(Listings of elements and their boxes)
********************

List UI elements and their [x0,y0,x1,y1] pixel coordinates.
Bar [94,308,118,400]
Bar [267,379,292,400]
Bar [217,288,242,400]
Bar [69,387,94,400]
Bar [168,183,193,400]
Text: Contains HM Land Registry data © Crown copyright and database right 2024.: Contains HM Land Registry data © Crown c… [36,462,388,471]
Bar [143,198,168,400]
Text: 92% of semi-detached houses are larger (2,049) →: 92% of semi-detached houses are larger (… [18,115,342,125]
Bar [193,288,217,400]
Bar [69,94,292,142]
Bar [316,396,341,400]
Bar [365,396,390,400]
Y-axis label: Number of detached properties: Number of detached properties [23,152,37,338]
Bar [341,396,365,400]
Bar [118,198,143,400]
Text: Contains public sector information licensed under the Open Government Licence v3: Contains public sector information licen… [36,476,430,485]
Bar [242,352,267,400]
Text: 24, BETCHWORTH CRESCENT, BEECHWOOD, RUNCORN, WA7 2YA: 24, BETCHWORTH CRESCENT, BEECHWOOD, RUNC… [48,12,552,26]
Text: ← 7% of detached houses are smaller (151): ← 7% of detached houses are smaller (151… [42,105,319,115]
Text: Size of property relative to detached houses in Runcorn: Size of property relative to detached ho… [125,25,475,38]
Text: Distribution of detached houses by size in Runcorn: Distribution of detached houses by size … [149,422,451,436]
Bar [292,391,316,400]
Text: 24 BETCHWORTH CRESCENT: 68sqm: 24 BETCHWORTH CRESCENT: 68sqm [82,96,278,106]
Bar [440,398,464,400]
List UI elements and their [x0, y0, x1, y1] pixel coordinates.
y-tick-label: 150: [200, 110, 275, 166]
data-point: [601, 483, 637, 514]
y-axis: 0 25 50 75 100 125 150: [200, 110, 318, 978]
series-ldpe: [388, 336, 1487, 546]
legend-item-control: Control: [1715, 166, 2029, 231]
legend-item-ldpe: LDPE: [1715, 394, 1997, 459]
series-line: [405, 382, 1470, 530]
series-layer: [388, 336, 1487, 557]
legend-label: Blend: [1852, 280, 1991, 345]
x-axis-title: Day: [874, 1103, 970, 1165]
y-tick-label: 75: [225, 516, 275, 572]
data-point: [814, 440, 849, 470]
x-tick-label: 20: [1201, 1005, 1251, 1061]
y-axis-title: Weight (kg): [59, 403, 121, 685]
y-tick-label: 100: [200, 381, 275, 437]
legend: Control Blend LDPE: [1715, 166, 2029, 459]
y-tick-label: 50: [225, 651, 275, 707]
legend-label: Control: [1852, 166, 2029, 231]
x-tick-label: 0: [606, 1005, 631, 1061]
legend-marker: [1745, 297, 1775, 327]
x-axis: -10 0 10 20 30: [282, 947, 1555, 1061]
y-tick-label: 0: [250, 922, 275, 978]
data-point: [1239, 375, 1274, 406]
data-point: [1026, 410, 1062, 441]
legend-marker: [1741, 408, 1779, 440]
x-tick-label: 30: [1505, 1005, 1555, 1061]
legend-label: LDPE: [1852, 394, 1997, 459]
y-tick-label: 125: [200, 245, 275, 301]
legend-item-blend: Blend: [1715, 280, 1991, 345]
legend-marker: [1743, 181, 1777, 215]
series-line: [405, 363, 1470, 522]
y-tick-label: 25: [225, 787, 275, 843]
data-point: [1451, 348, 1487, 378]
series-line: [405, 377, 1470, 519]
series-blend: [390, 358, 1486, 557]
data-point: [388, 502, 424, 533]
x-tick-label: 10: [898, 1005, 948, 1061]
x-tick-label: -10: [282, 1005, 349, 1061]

********************

*What you have to do*. Please copy all of the data above word for word, keeping every line intact and in its original order.

*Answer to the task*.
List UI elements and their [x0,y0,x1,y1] pixel coordinates.
Bar [94,308,118,400]
Bar [267,379,292,400]
Bar [217,288,242,400]
Bar [69,387,94,400]
Bar [168,183,193,400]
Text: Contains HM Land Registry data © Crown copyright and database right 2024.: Contains HM Land Registry data © Crown c… [36,462,388,471]
Bar [143,198,168,400]
Text: 92% of semi-detached houses are larger (2,049) →: 92% of semi-detached houses are larger (… [18,115,342,125]
Bar [193,288,217,400]
Bar [69,94,292,142]
Bar [316,396,341,400]
Bar [365,396,390,400]
Y-axis label: Number of detached properties: Number of detached properties [23,152,37,338]
Bar [341,396,365,400]
Bar [118,198,143,400]
Text: Contains public sector information licensed under the Open Government Licence v3: Contains public sector information licen… [36,476,430,485]
Bar [242,352,267,400]
Text: 24, BETCHWORTH CRESCENT, BEECHWOOD, RUNCORN, WA7 2YA: 24, BETCHWORTH CRESCENT, BEECHWOOD, RUNC… [48,12,552,26]
Text: ← 7% of detached houses are smaller (151): ← 7% of detached houses are smaller (151… [42,105,319,115]
Text: Size of property relative to detached houses in Runcorn: Size of property relative to detached ho… [125,25,475,38]
Text: Distribution of detached houses by size in Runcorn: Distribution of detached houses by size … [149,422,451,436]
Bar [292,391,316,400]
Text: 24 BETCHWORTH CRESCENT: 68sqm: 24 BETCHWORTH CRESCENT: 68sqm [82,96,278,106]
Bar [440,398,464,400]
List UI elements and their [x0, y0, x1, y1] pixel coordinates.
y-tick-label: 150: [200, 110, 275, 166]
data-point: [601, 483, 637, 514]
y-axis: 0 25 50 75 100 125 150: [200, 110, 318, 978]
series-ldpe: [388, 336, 1487, 546]
legend-item-control: Control: [1715, 166, 2029, 231]
legend-item-ldpe: LDPE: [1715, 394, 1997, 459]
series-line: [405, 382, 1470, 530]
series-layer: [388, 336, 1487, 557]
legend-label: Blend: [1852, 280, 1991, 345]
x-axis-title: Day: [874, 1103, 970, 1165]
y-tick-label: 75: [225, 516, 275, 572]
data-point: [814, 440, 849, 470]
x-tick-label: 20: [1201, 1005, 1251, 1061]
y-axis-title: Weight (kg): [59, 403, 121, 685]
y-tick-label: 100: [200, 381, 275, 437]
legend: Control Blend LDPE: [1715, 166, 2029, 459]
y-tick-label: 50: [225, 651, 275, 707]
legend-label: Control: [1852, 166, 2029, 231]
x-tick-label: 0: [606, 1005, 631, 1061]
legend-marker: [1745, 297, 1775, 327]
x-axis: -10 0 10 20 30: [282, 947, 1555, 1061]
y-tick-label: 0: [250, 922, 275, 978]
data-point: [1239, 375, 1274, 406]
data-point: [1026, 410, 1062, 441]
legend-marker: [1741, 408, 1779, 440]
x-tick-label: 30: [1505, 1005, 1555, 1061]
legend-label: LDPE: [1852, 394, 1997, 459]
y-tick-label: 125: [200, 245, 275, 301]
legend-item-blend: Blend: [1715, 280, 1991, 345]
legend-marker: [1743, 181, 1777, 215]
series-line: [405, 363, 1470, 522]
y-tick-label: 25: [225, 787, 275, 843]
data-point: [1451, 348, 1487, 378]
series-line: [405, 377, 1470, 519]
series-blend: [390, 358, 1486, 557]
data-point: [388, 502, 424, 533]
x-tick-label: 10: [898, 1005, 948, 1061]
x-tick-label: -10: [282, 1005, 349, 1061]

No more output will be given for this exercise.